**YOUR INSTRUCTIONS**
Restate the records below word for word, and omit the images they hold.

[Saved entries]
□ □ □ □ □

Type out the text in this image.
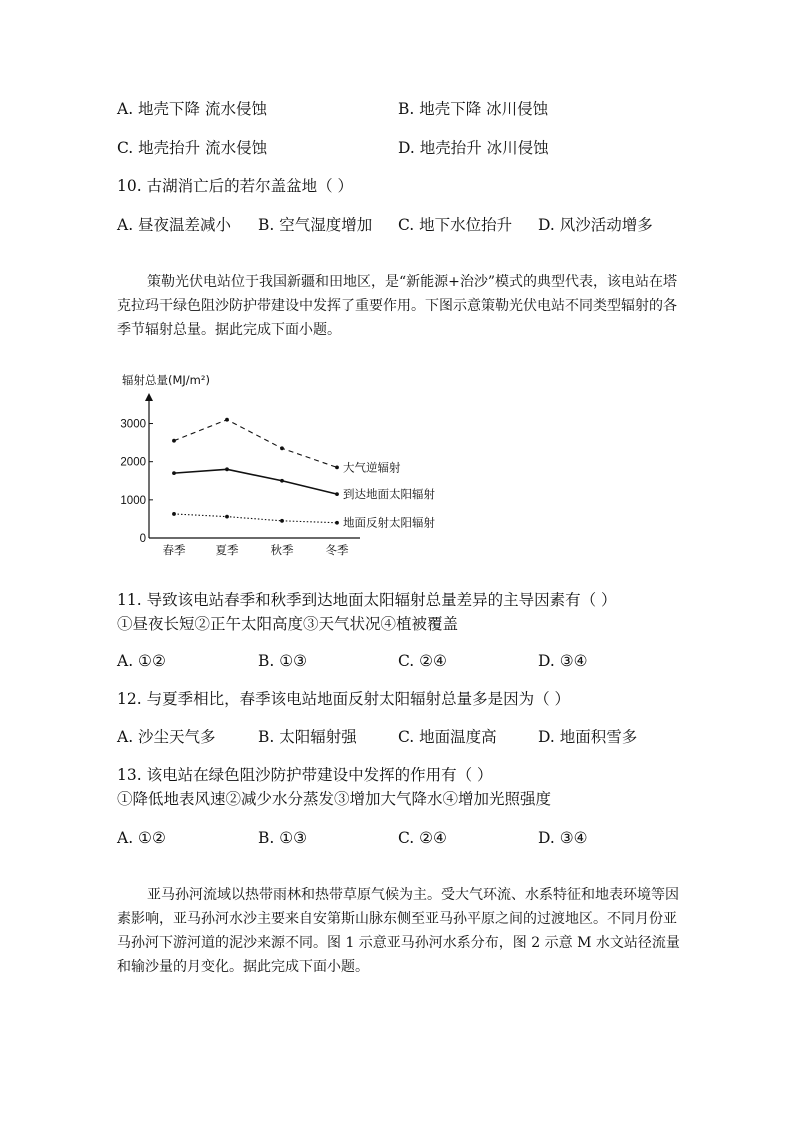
A. 地壳下降 流水侵蚀	B. 地壳下降 冰川侵蚀
C. 地壳抬升 流水侵蚀	D. 地壳抬升 冰川侵蚀
10. 古湖消亡后的若尔盖盆地（ ）
A. 昼夜温差减小 B. 空气湿度增加 C. 地下水位抬升 D. 风沙活动增多

策勒光伏电站位于我国新疆和田地区，是“新能源+治沙”模式的典型代表，该电站在塔克拉玛干绿色阻沙防护带建设中发挥了重要作用。下图示意策勒光伏电站不同类型辐射的各季节辐射总量。据此完成下面小题。

辐射总量(MJ/m²)
0
1000
2000
3000
春季	夏季	秋季	冬季
大气逆辐射
到达地面太阳辐射
地面反射太阳辐射
11. 导致该电站春季和秋季到达地面太阳辐射总量差异的主导因素有（ ）
①昼夜长短②正午太阳高度③天气状况④植被覆盖
A. ①②	B. ①③	C. ②④	D. ③④
12. 与夏季相比，春季该电站地面反射太阳辐射总量多是因为（ ）
A. 沙尘天气多	B. 太阳辐射强	C. 地面温度高	D. 地面积雪多
13. 该电站在绿色阻沙防护带建设中发挥的作用有（ ）
①降低地表风速②减少水分蒸发③增加大气降水④增加光照强度
A. ①②	B. ①③	C. ②④	D. ③④

亚马孙河流域以热带雨林和热带草原气候为主。受大气环流、水系特征和地表环境等因素影响，亚马孙河水沙主要来自安第斯山脉东侧至亚马孙平原之间的过渡地区。不同月份亚马孙河下游河道的泥沙来源不同。图 1 示意亚马孙河水系分布，图 2 示意 M 水文站径流量和输沙量的月变化。据此完成下面小题。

□ □ □ □ □

**CORRECT RESULT**
Type out the text in this image.
A. 地壳下降 流水侵蚀	B. 地壳下降 冰川侵蚀
C. 地壳抬升 流水侵蚀	D. 地壳抬升 冰川侵蚀
10. 古湖消亡后的若尔盖盆地（ ）
A. 昼夜温差减小 B. 空气湿度增加 C. 地下水位抬升 D. 风沙活动增多

策勒光伏电站位于我国新疆和田地区，是“新能源+治沙”模式的典型代表，该电站在塔克拉玛干绿色阻沙防护带建设中发挥了重要作用。下图示意策勒光伏电站不同类型辐射的各季节辐射总量。据此完成下面小题。

辐射总量(MJ/m²)
0
1000
2000
3000
春季	夏季	秋季	冬季
大气逆辐射
到达地面太阳辐射
地面反射太阳辐射
11. 导致该电站春季和秋季到达地面太阳辐射总量差异的主导因素有（ ）
①昼夜长短②正午太阳高度③天气状况④植被覆盖
A. ①②	B. ①③	C. ②④	D. ③④
12. 与夏季相比，春季该电站地面反射太阳辐射总量多是因为（ ）
A. 沙尘天气多	B. 太阳辐射强	C. 地面温度高	D. 地面积雪多
13. 该电站在绿色阻沙防护带建设中发挥的作用有（ ）
①降低地表风速②减少水分蒸发③增加大气降水④增加光照强度
A. ①②	B. ①③	C. ②④	D. ③④

亚马孙河流域以热带雨林和热带草原气候为主。受大气环流、水系特征和地表环境等因素影响，亚马孙河水沙主要来自安第斯山脉东侧至亚马孙平原之间的过渡地区。不同月份亚马孙河下游河道的泥沙来源不同。图 1 示意亚马孙河水系分布，图 2 示意 M 水文站径流量和输沙量的月变化。据此完成下面小题。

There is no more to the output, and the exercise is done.